◆ Excerpt:

How to Invest in Mortgage Notes With a Self-Directed IRA | Labrador Lending
Self-Directed IRA Investing

How to Invest in Mortgage Notes With a Self-Directed IRA (SDIRA)

A step-by-step guide to using retirement dollars to invest in mortgage notes and note funds — for tax-advantaged passive income, without the headaches of property ownership.

12 min read Updated June 2026

Yes — you can invest retirement dollars in mortgage notes. A self-directed IRA (SDIRA) lets you direct IRA capital into alternative assets like individual mortgage notes and mortgage note funds, which conventional IRA custodians typically don’t offer. Income from those notes flows back into your IRA, where it grows tax-deferred or tax-free depending on the account type. This guide walks through exactly how the process works — choosing an account, picking a custodian, funding it, completing due diligence, and directing your first investment — plus the rules that keep your IRA in good standing.

Key Takeaways

  • A self-directed IRA can hold individual mortgage notes and mortgage note funds — assets most brokerage IRAs don’t allow.
  • You need an SDIRA custodian that permits alternative assets; the investment is titled in your IRA’s name, not your own.
  • Income flows back into the IRA — tax-deferred in a Traditional SDIRA, tax-free in a Roth SDIRA.
  • Prohibited-transaction and disqualified-person rules apply — you can’t personally benefit from the IRA’s assets.
  • A note fund with no fund-level leverage avoids UBIT/UDFI exposure, a key reason SDIRA investors favor unleveraged funds.

What Is a Self-Directed IRA?

◆ What to produce:
Continue the guide to investing in mortgage notes through a self-directed IRA, starting after its final line.

◆ Extracted data:
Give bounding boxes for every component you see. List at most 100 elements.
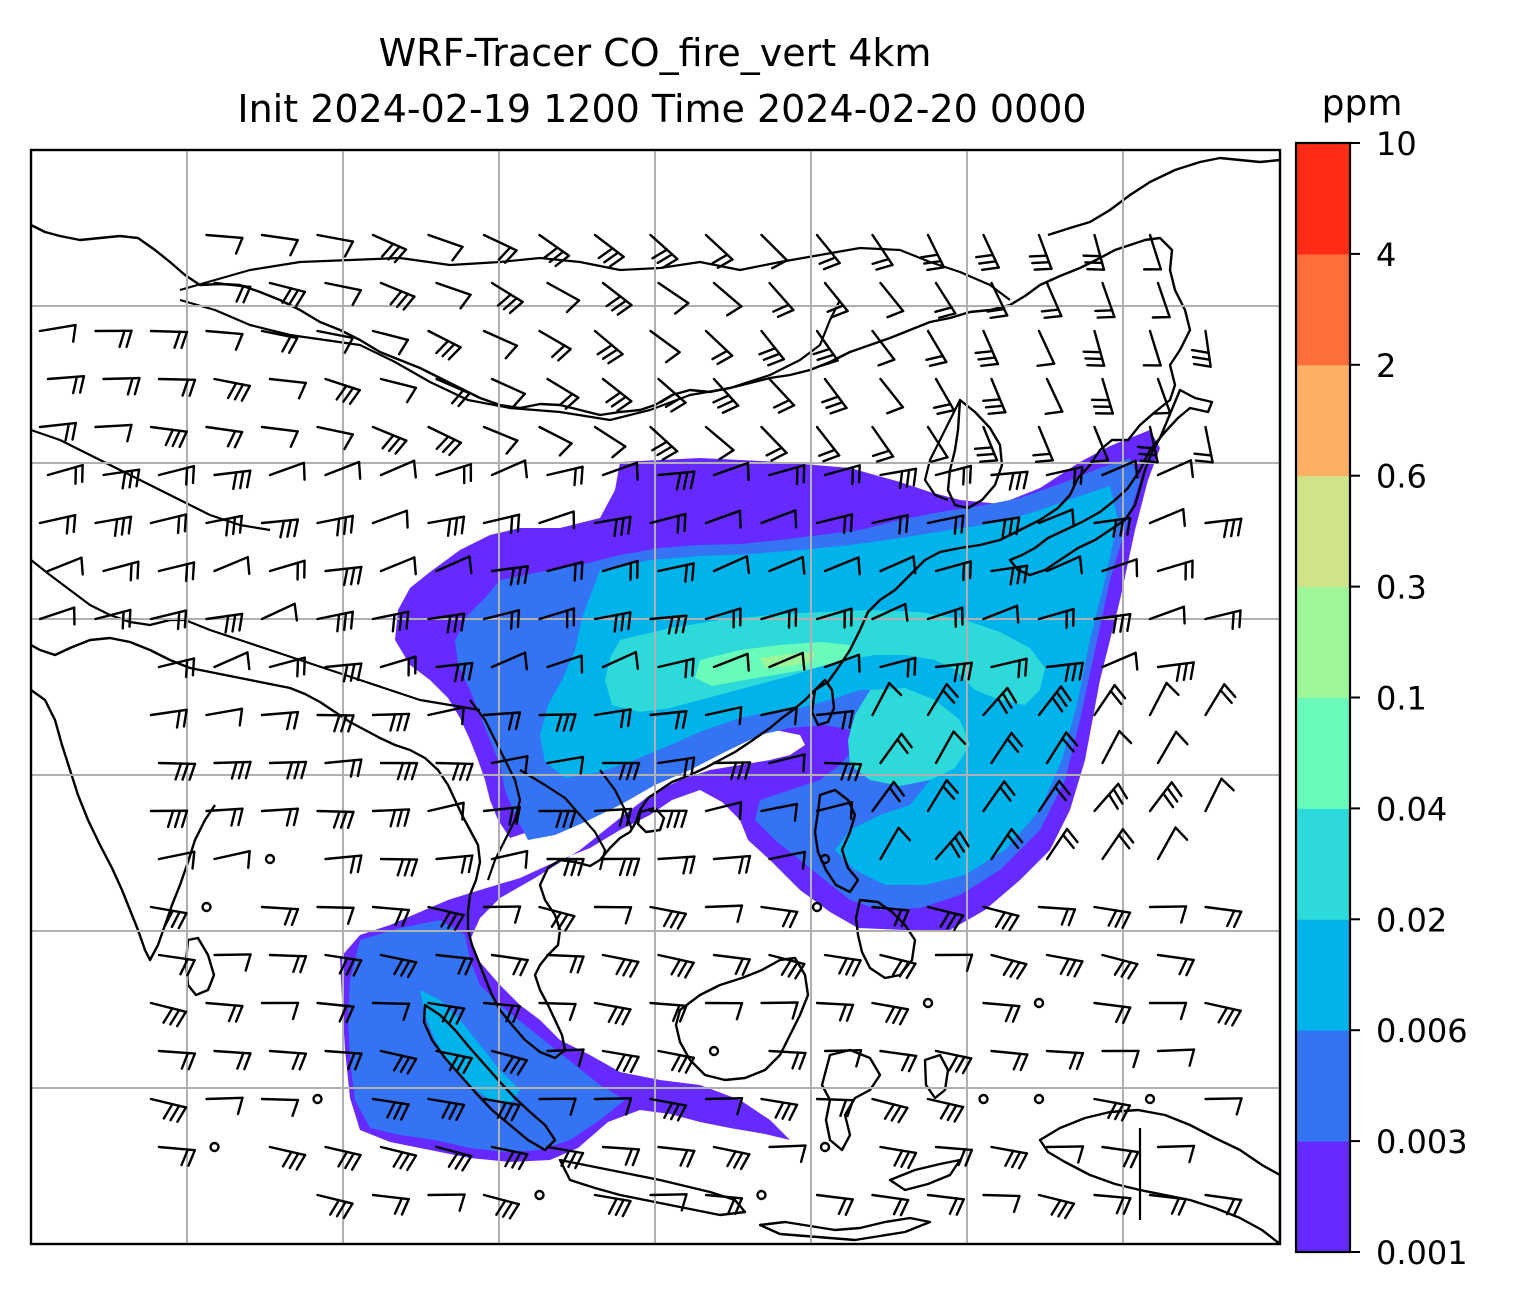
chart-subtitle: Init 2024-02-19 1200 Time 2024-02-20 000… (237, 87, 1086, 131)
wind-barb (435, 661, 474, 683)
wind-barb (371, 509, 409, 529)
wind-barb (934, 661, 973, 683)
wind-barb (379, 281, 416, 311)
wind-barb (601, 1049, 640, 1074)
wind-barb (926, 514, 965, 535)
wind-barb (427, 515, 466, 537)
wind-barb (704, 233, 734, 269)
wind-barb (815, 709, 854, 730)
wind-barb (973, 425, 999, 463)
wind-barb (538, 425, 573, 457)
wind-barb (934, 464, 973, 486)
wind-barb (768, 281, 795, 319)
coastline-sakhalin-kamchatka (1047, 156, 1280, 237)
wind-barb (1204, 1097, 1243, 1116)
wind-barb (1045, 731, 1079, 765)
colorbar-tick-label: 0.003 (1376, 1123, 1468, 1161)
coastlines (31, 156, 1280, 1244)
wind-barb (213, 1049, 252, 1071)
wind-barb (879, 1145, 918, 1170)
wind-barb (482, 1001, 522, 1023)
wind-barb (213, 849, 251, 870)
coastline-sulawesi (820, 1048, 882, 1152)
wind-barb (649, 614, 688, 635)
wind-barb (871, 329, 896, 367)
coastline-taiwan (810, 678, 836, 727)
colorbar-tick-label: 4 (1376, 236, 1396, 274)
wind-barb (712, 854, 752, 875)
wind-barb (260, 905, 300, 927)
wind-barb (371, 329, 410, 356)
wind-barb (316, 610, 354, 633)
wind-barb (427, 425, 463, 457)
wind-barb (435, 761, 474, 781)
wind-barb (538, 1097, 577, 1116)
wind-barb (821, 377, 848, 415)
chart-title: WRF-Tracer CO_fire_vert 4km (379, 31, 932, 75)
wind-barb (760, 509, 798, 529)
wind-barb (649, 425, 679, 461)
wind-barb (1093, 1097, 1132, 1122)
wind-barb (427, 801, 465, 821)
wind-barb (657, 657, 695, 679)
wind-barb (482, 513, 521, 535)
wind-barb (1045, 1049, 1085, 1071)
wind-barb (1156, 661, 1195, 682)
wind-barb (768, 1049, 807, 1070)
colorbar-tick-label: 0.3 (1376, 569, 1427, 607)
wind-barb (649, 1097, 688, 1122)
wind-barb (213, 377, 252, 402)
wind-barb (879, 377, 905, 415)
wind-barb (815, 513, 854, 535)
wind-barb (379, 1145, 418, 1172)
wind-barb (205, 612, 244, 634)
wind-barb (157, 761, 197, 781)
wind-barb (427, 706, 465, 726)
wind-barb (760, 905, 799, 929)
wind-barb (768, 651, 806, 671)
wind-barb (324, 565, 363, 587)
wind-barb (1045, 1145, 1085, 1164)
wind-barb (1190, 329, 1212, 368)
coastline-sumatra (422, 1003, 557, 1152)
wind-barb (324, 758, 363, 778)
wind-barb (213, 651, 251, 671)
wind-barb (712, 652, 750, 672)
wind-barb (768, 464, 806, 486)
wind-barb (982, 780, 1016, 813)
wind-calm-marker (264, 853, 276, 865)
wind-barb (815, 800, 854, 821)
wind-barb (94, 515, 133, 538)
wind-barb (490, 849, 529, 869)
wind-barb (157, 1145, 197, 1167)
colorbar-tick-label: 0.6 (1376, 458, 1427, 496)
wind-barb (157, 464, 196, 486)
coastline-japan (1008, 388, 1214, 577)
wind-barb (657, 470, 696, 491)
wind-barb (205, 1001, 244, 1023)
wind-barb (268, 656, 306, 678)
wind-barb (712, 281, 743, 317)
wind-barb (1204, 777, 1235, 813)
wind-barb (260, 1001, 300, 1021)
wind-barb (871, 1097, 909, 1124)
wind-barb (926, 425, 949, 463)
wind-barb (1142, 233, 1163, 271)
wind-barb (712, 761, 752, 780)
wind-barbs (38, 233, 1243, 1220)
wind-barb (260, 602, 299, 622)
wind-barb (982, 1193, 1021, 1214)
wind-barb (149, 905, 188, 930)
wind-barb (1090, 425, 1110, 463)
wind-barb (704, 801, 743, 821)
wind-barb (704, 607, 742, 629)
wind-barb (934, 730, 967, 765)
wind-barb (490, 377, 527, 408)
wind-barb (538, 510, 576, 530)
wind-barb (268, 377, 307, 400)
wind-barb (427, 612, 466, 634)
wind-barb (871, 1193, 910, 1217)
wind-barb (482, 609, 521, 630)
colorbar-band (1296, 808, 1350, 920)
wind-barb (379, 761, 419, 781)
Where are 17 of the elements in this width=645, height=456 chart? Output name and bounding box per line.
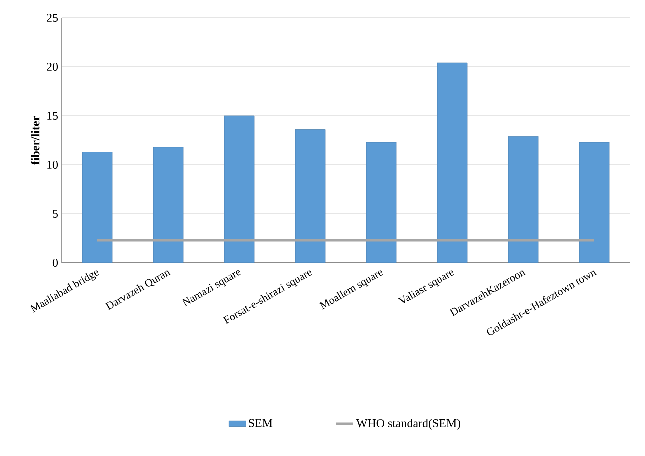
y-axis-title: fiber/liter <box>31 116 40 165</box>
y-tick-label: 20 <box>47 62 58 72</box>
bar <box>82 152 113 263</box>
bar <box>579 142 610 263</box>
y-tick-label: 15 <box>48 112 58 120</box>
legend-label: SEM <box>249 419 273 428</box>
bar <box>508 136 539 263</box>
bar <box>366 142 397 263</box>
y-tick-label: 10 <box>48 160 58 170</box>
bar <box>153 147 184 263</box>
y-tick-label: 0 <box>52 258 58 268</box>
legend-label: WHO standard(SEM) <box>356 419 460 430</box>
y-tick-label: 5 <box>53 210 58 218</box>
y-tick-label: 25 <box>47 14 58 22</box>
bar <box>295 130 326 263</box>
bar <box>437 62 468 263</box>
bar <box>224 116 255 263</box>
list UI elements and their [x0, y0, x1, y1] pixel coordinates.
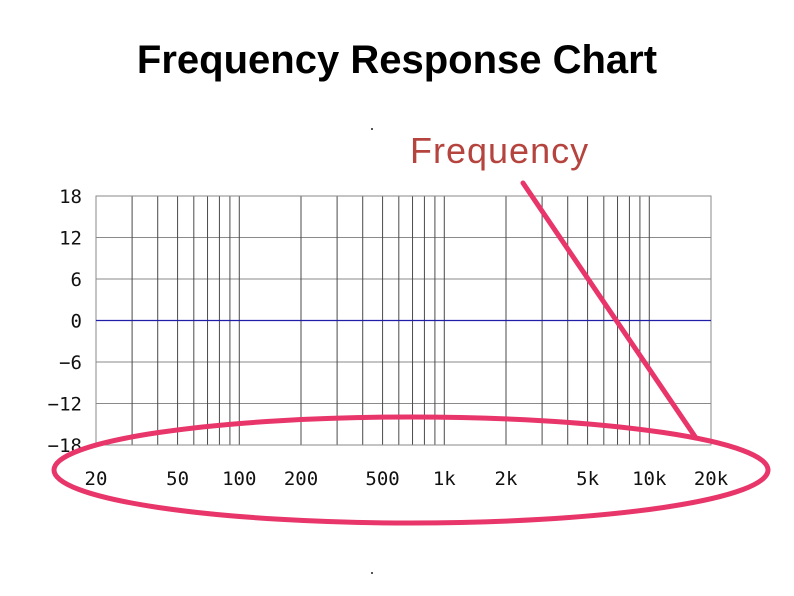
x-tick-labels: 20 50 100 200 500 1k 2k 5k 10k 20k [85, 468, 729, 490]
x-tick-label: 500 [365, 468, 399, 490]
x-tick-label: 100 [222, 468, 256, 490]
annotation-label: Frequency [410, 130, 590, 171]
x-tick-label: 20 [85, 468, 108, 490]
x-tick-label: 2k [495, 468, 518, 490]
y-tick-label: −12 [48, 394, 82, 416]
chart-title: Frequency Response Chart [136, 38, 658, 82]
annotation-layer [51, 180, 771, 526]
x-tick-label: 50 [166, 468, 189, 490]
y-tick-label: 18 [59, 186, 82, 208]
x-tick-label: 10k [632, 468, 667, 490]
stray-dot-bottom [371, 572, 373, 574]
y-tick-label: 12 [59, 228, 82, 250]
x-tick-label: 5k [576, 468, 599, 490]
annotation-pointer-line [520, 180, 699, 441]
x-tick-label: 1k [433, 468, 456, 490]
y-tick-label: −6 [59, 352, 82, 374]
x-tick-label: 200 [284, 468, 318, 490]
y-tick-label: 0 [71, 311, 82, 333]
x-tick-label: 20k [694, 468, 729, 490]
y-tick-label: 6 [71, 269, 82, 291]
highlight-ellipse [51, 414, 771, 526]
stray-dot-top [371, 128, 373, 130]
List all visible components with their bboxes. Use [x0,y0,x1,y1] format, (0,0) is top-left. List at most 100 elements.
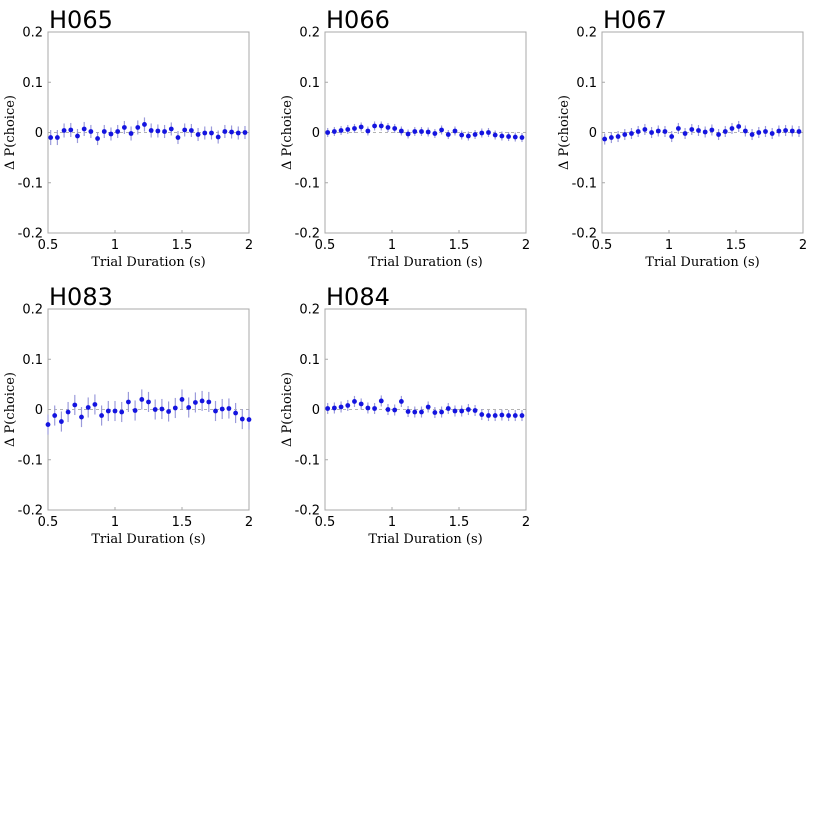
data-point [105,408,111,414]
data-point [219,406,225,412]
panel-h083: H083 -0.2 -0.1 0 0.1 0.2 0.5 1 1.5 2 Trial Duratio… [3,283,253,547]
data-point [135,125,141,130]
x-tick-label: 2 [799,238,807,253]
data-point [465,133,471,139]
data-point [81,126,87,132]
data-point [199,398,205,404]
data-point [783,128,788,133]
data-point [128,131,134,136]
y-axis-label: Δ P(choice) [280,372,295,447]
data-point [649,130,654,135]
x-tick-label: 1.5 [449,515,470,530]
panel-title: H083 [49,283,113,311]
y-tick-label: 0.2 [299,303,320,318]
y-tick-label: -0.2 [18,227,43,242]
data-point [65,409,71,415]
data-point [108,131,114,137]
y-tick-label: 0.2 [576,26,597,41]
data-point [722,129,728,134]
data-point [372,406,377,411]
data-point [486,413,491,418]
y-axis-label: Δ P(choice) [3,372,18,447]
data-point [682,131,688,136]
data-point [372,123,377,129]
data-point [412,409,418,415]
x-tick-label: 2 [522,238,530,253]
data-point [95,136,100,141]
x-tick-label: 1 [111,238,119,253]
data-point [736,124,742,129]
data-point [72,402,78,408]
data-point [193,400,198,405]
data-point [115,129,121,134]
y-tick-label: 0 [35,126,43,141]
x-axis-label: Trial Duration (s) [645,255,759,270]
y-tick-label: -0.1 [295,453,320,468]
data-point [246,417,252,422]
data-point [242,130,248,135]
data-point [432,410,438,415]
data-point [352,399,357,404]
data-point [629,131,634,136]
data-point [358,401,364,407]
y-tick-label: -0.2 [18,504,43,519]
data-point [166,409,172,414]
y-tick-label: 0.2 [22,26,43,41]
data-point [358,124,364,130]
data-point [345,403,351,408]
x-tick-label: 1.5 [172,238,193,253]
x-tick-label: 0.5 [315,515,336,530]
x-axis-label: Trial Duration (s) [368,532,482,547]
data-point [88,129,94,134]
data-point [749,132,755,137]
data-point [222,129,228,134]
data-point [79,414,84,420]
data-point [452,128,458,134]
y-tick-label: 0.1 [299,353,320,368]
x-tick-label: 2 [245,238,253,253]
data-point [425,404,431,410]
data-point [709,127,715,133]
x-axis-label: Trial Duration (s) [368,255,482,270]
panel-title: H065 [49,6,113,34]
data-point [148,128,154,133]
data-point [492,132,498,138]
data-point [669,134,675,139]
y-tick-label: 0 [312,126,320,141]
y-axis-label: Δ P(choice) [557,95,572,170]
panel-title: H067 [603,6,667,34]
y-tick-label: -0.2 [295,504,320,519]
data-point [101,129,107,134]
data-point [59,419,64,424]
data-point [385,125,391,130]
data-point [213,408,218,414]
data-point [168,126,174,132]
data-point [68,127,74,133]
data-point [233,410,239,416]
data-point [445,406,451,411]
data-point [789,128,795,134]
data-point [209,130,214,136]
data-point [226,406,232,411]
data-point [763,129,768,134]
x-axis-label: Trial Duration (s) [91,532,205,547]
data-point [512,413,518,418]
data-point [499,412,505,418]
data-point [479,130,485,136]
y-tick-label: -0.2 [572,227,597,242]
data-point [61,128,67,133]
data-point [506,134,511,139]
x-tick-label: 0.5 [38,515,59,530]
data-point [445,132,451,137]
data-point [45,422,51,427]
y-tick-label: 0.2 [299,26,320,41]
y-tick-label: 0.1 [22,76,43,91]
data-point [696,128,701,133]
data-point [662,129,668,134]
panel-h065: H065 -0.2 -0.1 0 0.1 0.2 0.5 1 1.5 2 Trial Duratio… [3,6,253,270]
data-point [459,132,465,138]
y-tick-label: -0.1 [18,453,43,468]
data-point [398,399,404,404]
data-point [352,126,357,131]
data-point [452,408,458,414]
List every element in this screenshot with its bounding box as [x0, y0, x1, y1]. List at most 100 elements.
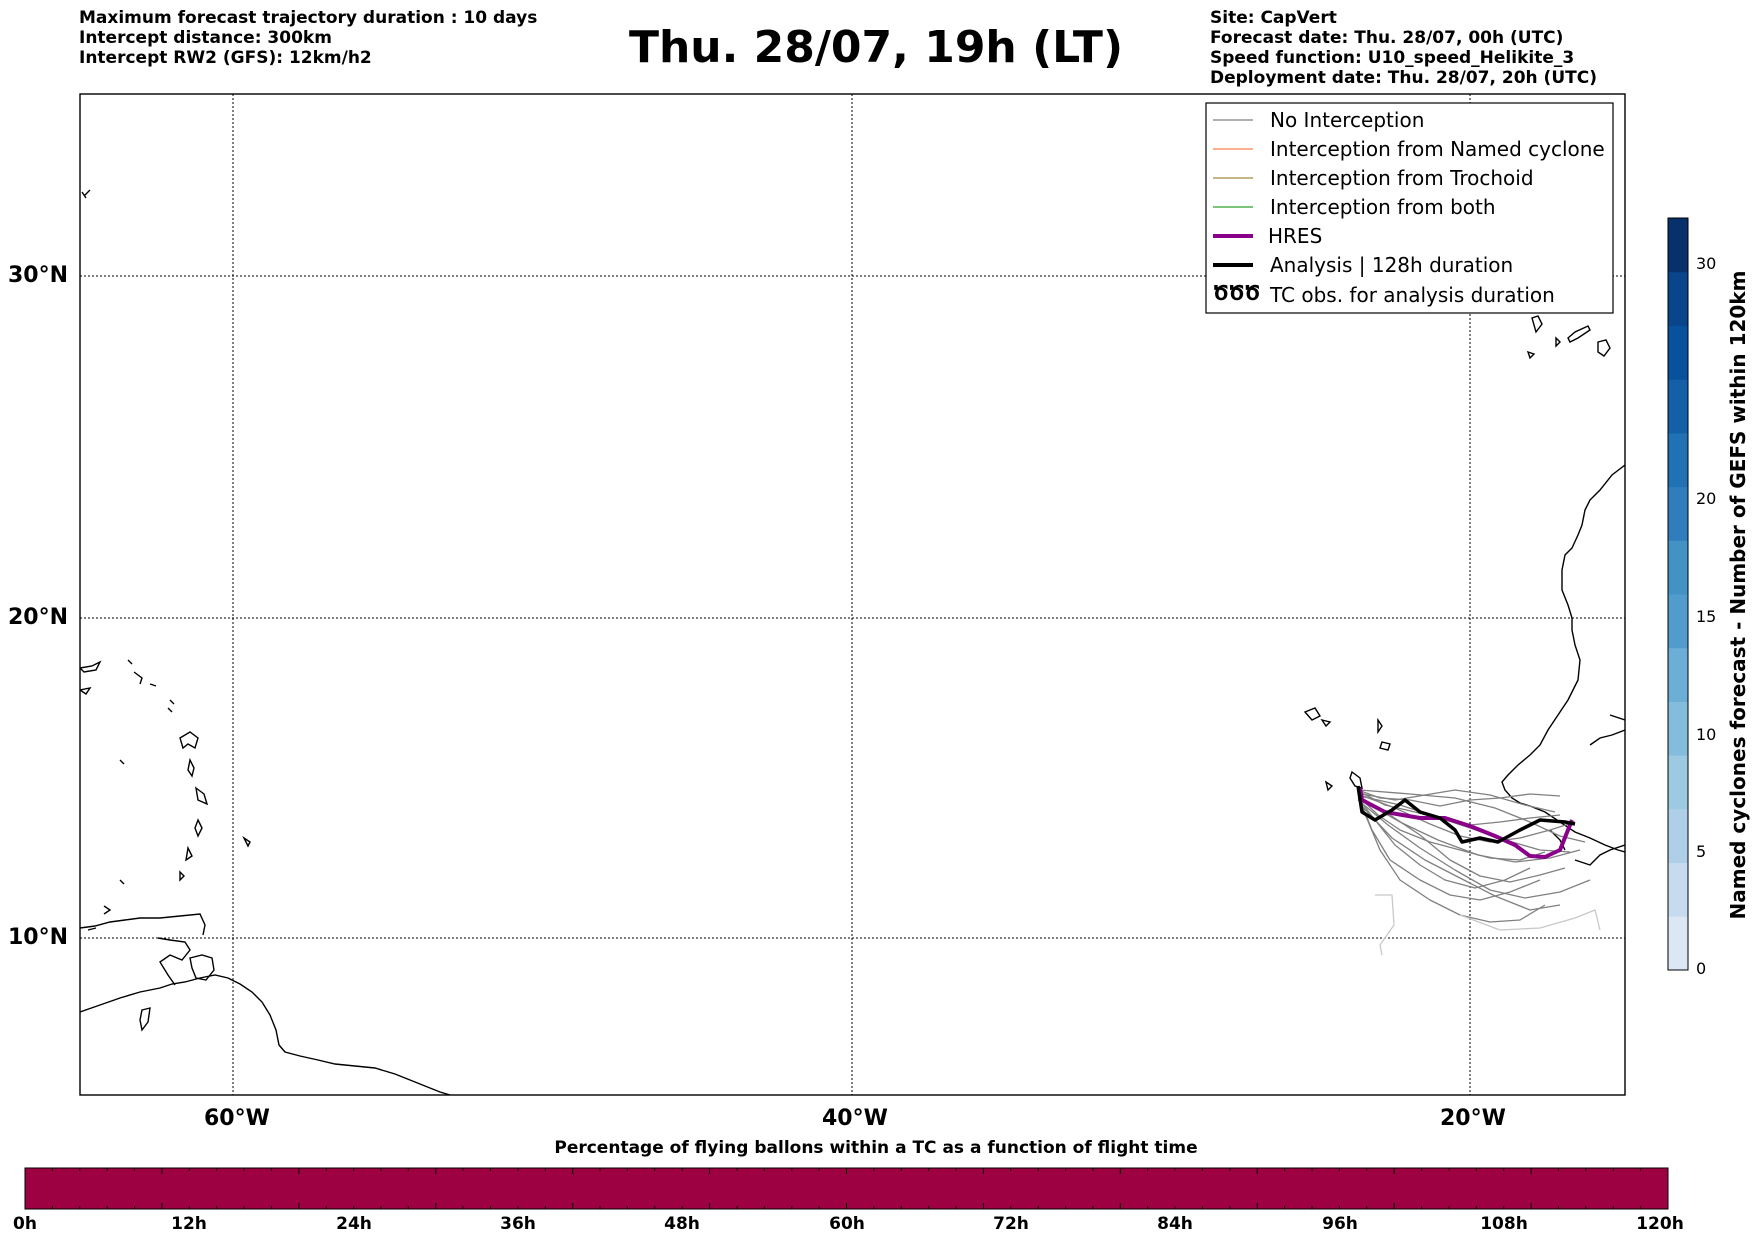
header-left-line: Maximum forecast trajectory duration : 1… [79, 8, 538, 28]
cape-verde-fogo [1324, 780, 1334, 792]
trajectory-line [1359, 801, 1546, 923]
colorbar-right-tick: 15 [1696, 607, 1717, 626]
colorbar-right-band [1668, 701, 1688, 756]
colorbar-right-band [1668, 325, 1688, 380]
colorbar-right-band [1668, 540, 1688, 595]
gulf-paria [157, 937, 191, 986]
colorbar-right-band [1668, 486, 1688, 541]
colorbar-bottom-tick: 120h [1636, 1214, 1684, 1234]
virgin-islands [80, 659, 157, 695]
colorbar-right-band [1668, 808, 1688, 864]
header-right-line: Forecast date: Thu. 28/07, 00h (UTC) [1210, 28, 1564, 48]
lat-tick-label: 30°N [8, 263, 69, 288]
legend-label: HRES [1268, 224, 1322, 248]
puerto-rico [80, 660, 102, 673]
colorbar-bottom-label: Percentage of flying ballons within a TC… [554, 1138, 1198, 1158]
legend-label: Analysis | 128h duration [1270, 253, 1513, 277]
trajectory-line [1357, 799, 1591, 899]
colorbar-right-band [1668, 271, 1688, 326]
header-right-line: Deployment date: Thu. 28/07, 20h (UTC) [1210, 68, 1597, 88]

◆ Exercise answer:
A self-directed IRA is a retirement account that gives you control over a much broader range of investments than a standard brokerage IRA. With a conventional IRA, your custodian limits you to publicly traded securities — stocks, bonds, mutual funds, and ETFs. A self-directed IRA, by contrast, is administered by a specialized custodian that permits alternative assets: real estate, private funds, precious metals, and mortgage notes among them.

The “self-directed” part means you choose the investments. The custodian doesn’t give investment advice or vet deals for you — it holds the assets, handles the paperwork, and ensures the account stays compliant with IRS rules. That freedom is exactly why note investors use SDIRAs: it’s one of the only ways to put tax-advantaged retirement capital directly into real estate debt.

Traditional vs. Roth: A Traditional SDIRA grows tax-deferred — you pay ordinary income tax only when you take distributions in retirement. A Roth SDIRA is funded with after-tax dollars, and qualified distributions in retirement are completely tax-free. The same note investment can sit in either. For a deeper comparison, see our guide on Self-Directed Roth vs. Traditional IRA for alternative investments.

Why Invest in Mortgage Notes Through an SDIRA?

Mortgage notes generate income from borrower payments — interest on real estate debt — rather than from property appreciation or rent. That makes them a natural fit for a retirement account: the income is contractual, real-estate-backed, and largely uncorrelated with the stock market. Holding notes inside an SDIRA layers a tax advantage on top of that income.

  • Tax-advantaged compounding. Note income compounds tax-deferred or tax-free inside the IRA instead of being taxed each year.
  • Real-estate exposure without ownership. You get real-estate-backed returns without managing tenants, repairs, or property.
  • Diversification away from Wall Street. Returns come from loan payments, not equity markets — useful for balancing an equity-heavy retirement portfolio.
  • Passive structure. A mortgage note fund handles sourcing, underwriting, and servicer oversight, so your IRA simply receives distributions.

How Do You Invest in Mortgage Notes With a Self-Directed IRA?

The process is more straightforward than most investors expect. Here are the six steps from opening an account to receiving your first distribution.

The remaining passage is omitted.